_Work to do:_ Report all lines from the entries below in which "title" appears.

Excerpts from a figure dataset
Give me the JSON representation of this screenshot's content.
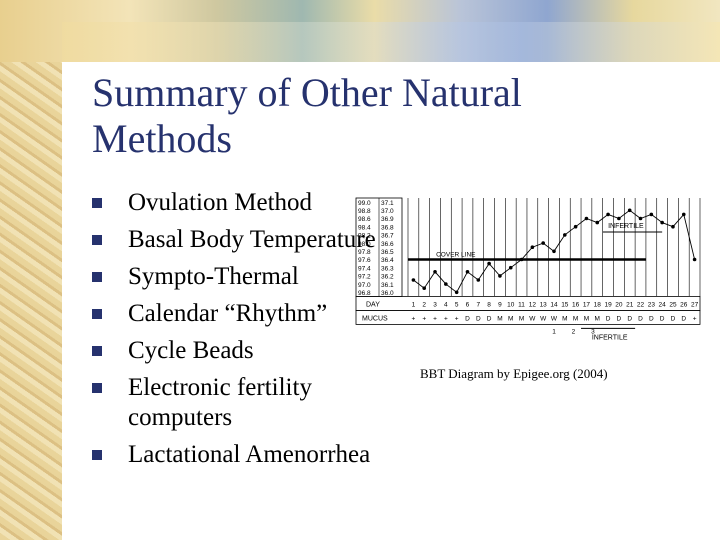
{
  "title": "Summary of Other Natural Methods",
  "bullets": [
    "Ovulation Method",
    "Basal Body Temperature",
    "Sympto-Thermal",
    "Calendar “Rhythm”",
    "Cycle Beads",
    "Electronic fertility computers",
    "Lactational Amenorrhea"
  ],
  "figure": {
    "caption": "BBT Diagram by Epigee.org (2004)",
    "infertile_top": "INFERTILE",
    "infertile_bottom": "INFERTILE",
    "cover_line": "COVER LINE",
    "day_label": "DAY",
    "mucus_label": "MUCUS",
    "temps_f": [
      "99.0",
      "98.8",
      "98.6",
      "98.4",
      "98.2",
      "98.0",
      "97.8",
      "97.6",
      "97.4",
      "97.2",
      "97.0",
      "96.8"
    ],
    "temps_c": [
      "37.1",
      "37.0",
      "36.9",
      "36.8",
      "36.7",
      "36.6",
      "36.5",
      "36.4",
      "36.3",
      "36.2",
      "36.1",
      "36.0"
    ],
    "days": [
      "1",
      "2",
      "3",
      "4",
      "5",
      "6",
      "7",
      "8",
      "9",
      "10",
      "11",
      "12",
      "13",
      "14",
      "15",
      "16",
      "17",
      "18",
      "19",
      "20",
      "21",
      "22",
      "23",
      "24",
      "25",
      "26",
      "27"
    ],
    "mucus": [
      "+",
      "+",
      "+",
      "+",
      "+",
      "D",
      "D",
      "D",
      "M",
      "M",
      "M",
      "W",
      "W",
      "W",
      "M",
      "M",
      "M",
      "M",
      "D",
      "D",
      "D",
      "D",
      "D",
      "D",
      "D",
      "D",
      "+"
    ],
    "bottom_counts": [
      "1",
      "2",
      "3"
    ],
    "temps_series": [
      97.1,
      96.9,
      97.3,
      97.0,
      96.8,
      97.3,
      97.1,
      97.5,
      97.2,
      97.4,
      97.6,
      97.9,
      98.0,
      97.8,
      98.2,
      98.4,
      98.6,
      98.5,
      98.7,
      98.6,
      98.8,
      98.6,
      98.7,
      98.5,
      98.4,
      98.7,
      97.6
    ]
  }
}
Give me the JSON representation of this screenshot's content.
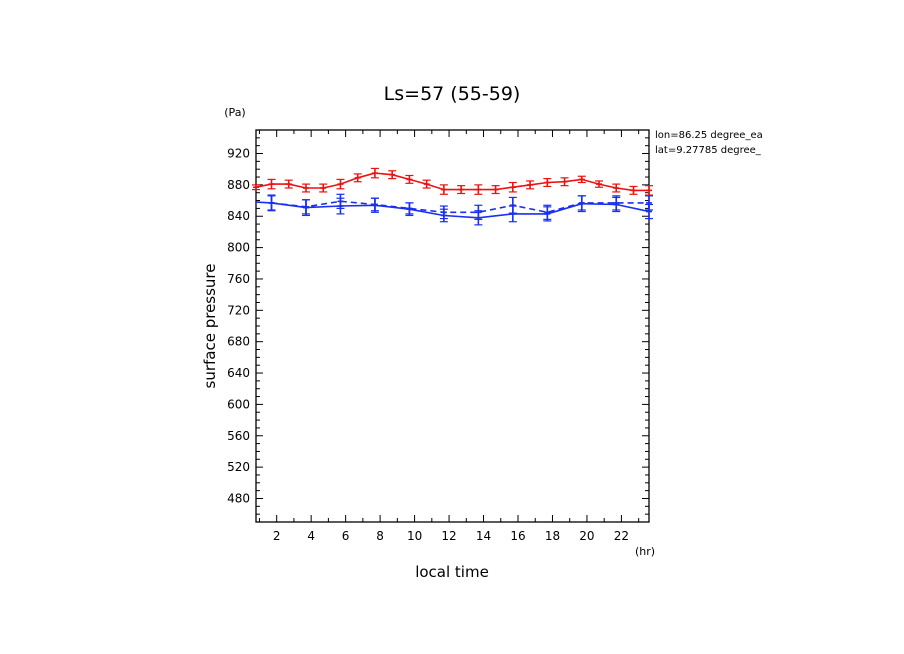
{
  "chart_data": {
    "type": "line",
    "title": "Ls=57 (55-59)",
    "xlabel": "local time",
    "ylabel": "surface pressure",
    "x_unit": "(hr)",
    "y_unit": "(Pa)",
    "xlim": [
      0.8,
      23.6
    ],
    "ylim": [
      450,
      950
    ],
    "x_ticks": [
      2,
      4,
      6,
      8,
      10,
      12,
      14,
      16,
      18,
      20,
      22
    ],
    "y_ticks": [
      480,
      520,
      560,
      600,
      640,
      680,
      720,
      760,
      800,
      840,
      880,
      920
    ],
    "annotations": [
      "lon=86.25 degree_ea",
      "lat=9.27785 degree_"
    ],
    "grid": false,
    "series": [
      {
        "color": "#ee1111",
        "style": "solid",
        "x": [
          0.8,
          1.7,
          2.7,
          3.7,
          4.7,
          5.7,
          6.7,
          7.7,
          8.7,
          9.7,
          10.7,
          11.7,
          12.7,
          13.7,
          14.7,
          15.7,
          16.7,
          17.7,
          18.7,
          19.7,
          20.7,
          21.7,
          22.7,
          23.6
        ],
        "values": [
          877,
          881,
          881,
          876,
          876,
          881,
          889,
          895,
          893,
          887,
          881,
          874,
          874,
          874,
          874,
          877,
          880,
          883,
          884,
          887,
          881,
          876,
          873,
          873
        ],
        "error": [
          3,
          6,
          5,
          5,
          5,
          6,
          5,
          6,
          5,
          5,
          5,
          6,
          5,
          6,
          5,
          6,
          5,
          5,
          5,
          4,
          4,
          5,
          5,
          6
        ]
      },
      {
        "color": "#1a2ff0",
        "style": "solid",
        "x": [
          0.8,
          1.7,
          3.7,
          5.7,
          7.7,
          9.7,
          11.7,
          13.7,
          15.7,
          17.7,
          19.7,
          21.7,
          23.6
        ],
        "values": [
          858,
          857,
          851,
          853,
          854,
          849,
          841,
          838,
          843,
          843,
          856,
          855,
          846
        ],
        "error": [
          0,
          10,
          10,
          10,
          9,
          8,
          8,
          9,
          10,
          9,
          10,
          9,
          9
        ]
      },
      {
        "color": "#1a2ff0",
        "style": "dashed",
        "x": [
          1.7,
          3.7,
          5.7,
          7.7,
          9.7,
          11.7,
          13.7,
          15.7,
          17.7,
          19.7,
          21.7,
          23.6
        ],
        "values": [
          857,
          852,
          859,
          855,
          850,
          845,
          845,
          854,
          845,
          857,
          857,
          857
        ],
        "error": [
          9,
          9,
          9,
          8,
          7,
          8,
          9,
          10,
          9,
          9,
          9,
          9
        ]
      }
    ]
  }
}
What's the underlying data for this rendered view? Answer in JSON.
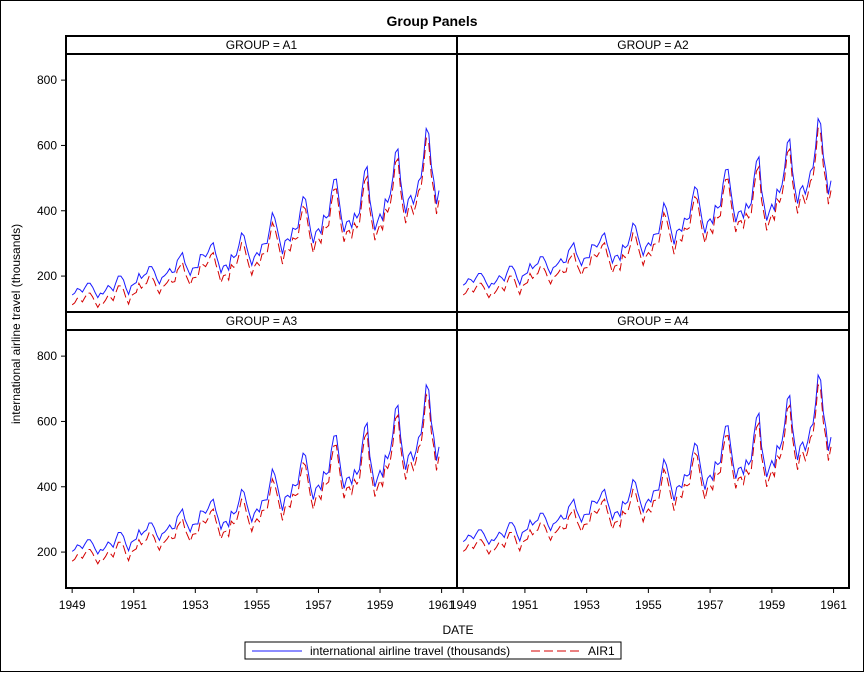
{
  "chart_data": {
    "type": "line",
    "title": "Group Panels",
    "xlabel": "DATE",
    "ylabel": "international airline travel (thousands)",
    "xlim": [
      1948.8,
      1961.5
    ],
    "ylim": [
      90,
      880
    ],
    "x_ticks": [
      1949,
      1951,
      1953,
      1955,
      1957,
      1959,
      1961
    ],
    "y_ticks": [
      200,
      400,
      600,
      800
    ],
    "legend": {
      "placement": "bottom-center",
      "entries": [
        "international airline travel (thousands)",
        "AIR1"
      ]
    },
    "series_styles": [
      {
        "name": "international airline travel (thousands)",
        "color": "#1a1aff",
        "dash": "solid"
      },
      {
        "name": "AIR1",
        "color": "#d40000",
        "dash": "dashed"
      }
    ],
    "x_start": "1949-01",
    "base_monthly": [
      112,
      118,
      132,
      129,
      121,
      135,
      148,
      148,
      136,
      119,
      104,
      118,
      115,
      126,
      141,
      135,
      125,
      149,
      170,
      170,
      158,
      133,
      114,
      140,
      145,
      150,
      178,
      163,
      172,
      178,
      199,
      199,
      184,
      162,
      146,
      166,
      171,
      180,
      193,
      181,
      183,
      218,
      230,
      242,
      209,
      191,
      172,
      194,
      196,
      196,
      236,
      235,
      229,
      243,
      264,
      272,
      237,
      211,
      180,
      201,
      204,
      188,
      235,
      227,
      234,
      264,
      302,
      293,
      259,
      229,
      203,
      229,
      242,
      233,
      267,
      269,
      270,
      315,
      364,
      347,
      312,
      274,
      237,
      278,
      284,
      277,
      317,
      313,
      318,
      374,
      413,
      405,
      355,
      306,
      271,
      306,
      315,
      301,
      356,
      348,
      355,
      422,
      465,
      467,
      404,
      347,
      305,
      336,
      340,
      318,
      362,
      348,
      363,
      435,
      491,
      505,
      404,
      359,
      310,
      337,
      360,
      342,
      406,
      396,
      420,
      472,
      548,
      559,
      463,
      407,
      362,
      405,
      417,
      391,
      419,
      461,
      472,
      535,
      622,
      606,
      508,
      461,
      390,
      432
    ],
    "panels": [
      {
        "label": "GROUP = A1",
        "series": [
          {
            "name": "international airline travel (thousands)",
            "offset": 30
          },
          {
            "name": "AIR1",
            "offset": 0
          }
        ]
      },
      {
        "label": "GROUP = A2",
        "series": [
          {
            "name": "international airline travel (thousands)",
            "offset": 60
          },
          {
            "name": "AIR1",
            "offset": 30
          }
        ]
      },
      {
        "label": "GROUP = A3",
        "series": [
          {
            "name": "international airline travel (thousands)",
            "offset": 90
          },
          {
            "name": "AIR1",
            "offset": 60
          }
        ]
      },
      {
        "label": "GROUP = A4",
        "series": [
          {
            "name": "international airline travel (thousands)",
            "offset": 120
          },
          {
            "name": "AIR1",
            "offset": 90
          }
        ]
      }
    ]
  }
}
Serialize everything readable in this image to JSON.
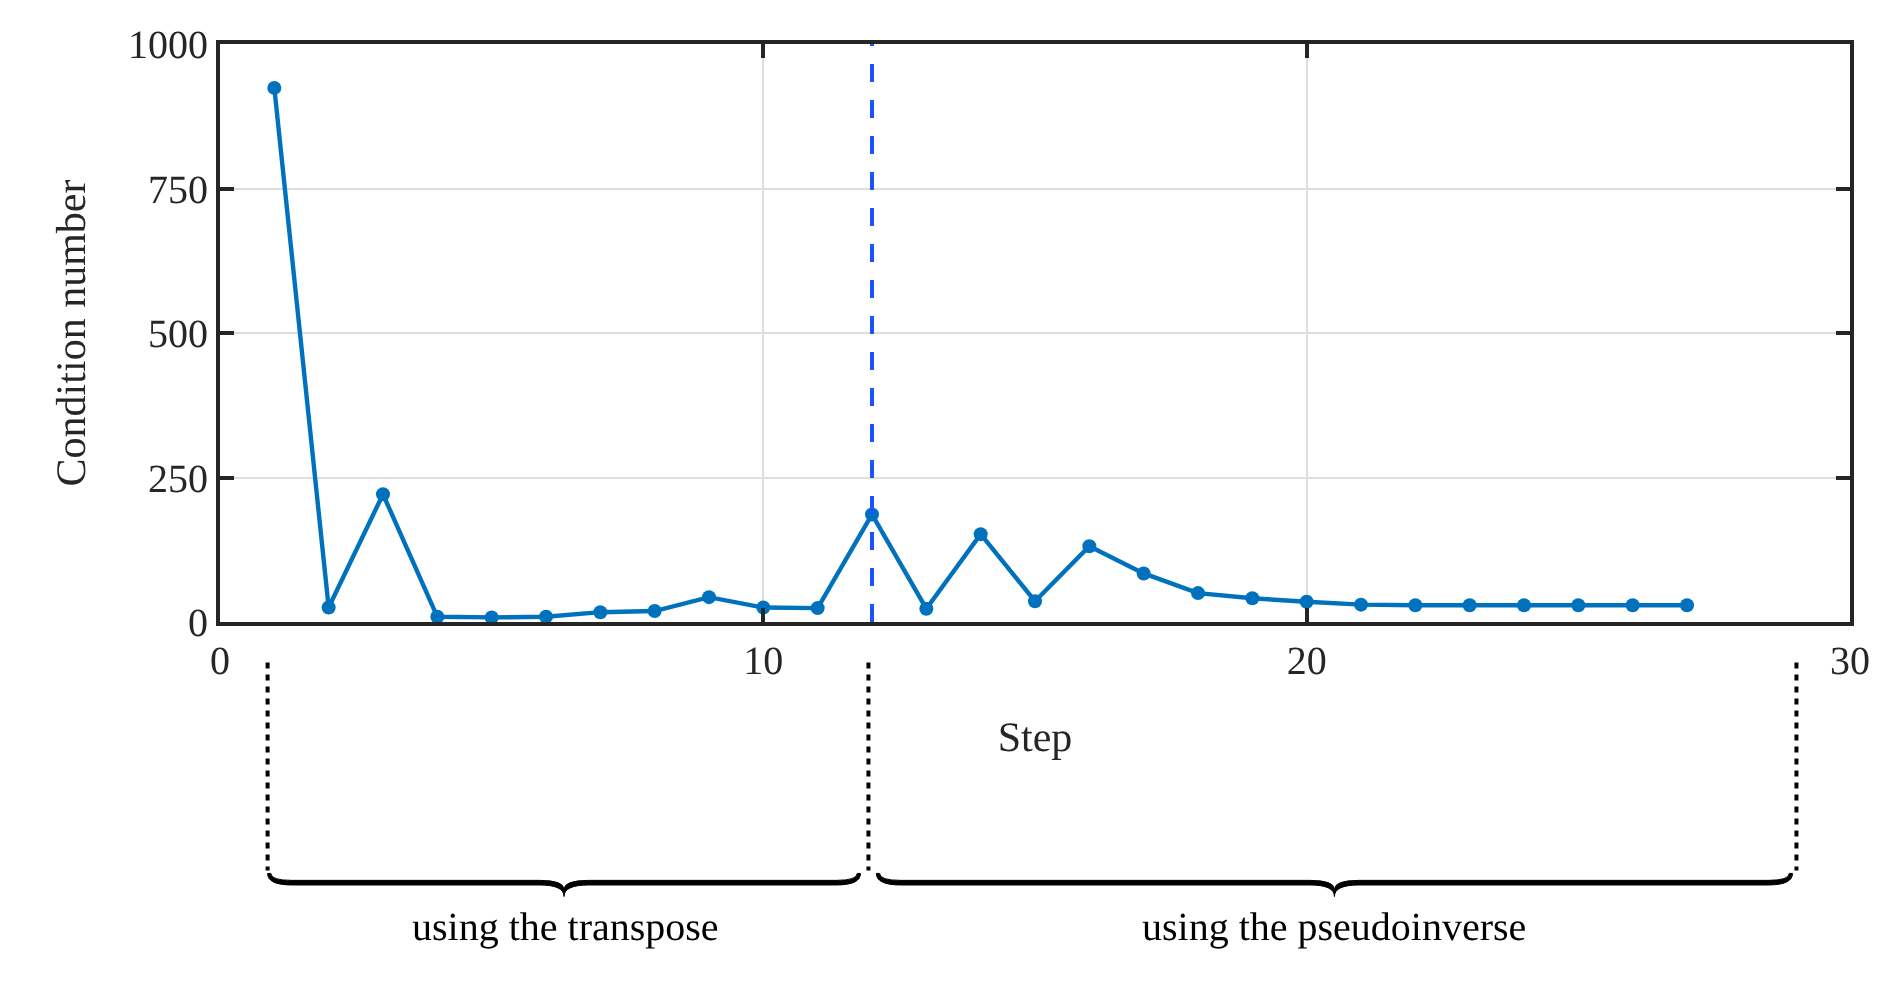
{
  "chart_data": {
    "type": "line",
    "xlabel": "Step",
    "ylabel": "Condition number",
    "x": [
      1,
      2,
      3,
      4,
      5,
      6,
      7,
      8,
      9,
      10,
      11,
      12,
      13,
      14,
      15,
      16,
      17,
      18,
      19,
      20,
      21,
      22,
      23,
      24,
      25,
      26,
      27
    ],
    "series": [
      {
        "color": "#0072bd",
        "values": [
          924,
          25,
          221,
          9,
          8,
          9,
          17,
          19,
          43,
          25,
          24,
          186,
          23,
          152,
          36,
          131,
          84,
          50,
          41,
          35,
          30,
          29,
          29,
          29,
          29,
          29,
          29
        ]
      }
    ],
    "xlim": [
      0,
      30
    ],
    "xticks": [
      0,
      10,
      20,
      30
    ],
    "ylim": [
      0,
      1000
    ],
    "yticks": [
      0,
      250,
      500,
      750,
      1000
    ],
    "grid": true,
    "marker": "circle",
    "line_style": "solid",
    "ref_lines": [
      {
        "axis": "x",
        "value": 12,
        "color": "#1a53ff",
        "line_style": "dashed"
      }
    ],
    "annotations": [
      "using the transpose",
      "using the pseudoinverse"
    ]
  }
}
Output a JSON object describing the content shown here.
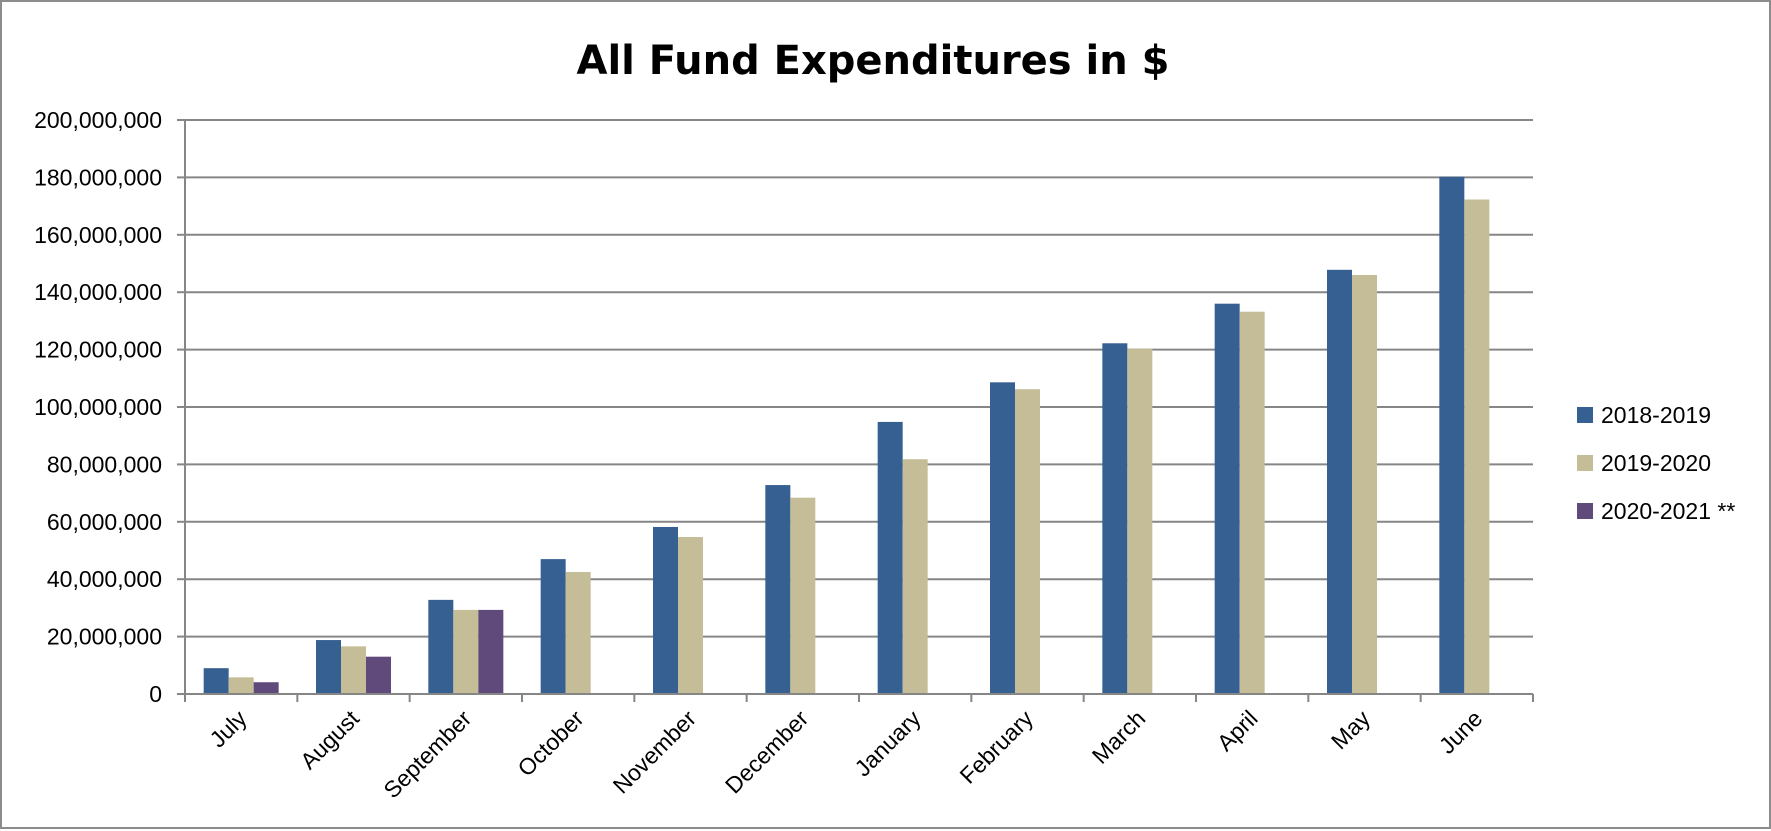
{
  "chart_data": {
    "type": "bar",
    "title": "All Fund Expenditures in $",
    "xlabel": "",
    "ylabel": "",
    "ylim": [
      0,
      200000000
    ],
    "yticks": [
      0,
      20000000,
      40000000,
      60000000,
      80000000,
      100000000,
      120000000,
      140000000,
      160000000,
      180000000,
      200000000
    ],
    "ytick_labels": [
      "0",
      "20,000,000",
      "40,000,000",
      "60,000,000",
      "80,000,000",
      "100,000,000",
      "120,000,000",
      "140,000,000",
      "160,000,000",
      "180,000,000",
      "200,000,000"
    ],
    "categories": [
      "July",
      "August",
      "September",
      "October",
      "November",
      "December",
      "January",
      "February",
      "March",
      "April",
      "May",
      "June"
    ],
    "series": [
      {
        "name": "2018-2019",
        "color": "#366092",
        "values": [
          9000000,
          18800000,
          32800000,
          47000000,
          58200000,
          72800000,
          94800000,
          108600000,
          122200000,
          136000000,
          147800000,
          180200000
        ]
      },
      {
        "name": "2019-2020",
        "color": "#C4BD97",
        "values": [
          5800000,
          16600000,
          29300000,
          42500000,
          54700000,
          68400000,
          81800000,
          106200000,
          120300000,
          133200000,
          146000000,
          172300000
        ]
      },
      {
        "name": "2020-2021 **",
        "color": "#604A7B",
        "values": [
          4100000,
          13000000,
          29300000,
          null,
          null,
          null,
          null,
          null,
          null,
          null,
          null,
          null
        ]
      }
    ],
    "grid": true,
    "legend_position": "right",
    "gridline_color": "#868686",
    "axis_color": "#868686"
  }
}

_Solution to the exercise:_
  "title": "Summary of Other Natural Methods",
    "title": "Ls=57 (55-59)",
    "title": "Group Panels",
    "title": "All Fund Expenditures in $",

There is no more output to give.